··· DATA EXCERPTS ···

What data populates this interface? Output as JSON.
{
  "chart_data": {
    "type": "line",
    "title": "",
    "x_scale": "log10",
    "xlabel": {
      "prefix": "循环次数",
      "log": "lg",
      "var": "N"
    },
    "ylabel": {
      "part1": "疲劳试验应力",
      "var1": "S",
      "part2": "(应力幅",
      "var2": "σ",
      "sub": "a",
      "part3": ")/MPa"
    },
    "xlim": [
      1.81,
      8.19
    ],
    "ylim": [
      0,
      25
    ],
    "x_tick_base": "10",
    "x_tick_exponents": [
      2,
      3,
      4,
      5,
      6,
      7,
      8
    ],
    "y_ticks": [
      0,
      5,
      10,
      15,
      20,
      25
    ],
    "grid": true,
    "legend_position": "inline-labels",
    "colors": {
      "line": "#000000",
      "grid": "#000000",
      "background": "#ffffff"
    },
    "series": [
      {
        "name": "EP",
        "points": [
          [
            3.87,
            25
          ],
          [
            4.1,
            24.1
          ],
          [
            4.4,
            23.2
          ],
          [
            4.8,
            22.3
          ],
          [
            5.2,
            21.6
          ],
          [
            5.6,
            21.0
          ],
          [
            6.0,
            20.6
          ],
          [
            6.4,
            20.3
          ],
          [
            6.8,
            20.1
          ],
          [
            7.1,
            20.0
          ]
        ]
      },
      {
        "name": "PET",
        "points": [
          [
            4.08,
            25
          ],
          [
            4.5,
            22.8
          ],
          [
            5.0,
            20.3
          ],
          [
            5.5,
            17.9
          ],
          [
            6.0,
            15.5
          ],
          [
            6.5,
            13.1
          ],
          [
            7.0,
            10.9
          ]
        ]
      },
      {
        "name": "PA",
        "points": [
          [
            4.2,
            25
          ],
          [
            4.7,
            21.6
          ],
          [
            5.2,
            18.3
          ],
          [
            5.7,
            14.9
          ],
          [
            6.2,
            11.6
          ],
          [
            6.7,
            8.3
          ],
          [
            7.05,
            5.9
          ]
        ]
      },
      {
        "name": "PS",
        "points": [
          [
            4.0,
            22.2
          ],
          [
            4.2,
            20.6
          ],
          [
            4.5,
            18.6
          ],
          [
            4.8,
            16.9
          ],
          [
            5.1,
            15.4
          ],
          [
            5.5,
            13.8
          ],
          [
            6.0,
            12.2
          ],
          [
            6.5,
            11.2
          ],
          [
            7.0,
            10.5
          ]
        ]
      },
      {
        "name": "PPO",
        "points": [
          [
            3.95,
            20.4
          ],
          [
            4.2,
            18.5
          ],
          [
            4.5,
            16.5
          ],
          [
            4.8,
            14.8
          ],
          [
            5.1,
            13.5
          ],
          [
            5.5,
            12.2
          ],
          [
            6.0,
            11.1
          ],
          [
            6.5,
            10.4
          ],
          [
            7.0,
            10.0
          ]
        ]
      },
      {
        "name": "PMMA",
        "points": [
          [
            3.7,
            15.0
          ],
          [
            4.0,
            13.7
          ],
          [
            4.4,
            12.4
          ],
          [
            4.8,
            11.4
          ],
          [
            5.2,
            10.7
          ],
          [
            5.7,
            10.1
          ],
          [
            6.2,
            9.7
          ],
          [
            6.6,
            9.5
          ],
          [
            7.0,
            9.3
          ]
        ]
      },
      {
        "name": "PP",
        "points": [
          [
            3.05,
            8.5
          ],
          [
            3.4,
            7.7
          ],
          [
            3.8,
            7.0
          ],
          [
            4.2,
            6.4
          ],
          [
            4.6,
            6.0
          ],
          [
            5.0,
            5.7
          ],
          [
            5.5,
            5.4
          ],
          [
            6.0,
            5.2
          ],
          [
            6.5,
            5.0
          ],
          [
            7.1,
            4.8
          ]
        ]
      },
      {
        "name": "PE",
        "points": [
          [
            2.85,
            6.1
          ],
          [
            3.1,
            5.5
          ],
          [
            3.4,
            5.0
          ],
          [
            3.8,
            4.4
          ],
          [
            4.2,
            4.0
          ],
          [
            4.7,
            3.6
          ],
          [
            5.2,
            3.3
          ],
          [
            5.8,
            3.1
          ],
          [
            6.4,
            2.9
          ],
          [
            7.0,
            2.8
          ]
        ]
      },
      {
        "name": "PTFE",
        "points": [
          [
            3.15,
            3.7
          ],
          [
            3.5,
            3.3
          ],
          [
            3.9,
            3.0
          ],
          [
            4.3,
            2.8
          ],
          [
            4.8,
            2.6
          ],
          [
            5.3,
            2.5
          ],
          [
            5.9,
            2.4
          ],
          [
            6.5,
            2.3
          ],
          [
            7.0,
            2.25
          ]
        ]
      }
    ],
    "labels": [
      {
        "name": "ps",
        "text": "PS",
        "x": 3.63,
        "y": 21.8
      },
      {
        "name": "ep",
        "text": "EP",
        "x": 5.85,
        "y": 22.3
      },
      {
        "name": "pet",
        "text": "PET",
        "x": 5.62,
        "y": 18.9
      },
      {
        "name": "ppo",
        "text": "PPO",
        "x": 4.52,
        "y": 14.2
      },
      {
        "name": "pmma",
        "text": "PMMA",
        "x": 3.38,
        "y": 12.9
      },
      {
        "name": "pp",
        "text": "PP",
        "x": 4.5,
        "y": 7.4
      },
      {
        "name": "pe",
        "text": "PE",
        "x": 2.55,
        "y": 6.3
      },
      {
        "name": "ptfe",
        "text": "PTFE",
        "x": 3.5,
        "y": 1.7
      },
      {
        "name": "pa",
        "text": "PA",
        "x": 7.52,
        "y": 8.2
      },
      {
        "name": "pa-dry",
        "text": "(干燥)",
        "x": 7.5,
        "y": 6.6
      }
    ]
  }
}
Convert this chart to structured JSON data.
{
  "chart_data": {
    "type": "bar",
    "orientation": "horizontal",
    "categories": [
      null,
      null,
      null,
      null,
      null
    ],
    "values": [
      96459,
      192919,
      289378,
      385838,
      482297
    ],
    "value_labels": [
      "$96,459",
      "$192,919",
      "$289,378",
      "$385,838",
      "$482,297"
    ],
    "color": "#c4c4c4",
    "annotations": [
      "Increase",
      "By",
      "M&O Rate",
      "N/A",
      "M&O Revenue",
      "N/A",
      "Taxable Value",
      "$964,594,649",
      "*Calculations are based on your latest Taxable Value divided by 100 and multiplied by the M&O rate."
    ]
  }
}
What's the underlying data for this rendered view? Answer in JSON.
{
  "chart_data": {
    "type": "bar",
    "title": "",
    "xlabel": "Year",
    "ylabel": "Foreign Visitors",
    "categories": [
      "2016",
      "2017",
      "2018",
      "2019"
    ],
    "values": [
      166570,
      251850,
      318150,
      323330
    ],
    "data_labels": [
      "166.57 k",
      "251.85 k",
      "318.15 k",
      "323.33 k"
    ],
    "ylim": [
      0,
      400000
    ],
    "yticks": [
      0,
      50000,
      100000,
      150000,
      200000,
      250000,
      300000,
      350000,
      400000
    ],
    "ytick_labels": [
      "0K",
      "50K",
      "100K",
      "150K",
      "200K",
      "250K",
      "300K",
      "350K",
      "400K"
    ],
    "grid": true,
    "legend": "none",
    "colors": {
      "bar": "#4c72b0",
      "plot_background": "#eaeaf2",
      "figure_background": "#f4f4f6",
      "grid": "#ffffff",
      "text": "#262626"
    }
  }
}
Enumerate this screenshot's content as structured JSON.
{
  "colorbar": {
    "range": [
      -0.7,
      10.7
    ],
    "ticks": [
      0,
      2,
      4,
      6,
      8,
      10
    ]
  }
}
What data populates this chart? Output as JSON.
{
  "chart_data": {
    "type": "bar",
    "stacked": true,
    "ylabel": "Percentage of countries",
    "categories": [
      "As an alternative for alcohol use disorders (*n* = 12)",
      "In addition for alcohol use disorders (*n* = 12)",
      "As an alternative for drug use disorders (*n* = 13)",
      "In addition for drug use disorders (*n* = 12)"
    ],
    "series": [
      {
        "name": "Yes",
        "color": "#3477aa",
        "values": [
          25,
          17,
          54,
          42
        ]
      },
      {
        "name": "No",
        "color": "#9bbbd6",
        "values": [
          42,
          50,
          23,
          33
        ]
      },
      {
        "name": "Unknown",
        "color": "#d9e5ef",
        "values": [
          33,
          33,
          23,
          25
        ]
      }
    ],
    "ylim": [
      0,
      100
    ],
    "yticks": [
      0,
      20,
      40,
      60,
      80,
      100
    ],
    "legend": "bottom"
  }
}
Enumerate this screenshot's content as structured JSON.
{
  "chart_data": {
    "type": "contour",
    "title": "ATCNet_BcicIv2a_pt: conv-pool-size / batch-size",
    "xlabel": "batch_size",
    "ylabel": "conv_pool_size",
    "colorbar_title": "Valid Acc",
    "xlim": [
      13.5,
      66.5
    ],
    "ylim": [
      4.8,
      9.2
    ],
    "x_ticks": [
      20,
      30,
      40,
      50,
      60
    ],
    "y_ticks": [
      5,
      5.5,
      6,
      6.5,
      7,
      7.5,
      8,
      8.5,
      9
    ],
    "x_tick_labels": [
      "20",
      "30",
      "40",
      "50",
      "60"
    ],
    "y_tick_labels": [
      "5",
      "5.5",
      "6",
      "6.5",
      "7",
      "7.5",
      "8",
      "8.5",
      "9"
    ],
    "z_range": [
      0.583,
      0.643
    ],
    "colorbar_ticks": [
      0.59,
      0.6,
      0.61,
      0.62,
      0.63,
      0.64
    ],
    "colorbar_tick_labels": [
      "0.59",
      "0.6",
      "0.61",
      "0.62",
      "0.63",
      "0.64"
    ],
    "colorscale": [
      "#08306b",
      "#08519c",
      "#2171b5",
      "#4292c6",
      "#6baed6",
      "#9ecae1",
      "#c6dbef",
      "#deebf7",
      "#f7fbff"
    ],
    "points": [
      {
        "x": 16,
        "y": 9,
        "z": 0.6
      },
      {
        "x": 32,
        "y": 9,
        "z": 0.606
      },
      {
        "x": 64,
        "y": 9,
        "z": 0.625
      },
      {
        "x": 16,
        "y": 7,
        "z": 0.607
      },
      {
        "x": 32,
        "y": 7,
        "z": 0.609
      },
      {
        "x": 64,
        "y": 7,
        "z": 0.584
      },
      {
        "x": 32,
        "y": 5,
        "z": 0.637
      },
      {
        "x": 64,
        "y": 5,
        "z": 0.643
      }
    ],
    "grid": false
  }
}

···

Set out every line from the material that contains the string "this".

__ANSWER TO THE EXERCISE__
What data populates this interface? Output as JSON.
Convert this chart to structured JSON data.
What's the underlying data for this rendered view? Answer in JSON.
Enumerate this screenshot's content as structured JSON.
What data populates this chart? Output as JSON.
Enumerate this screenshot's content as structured JSON.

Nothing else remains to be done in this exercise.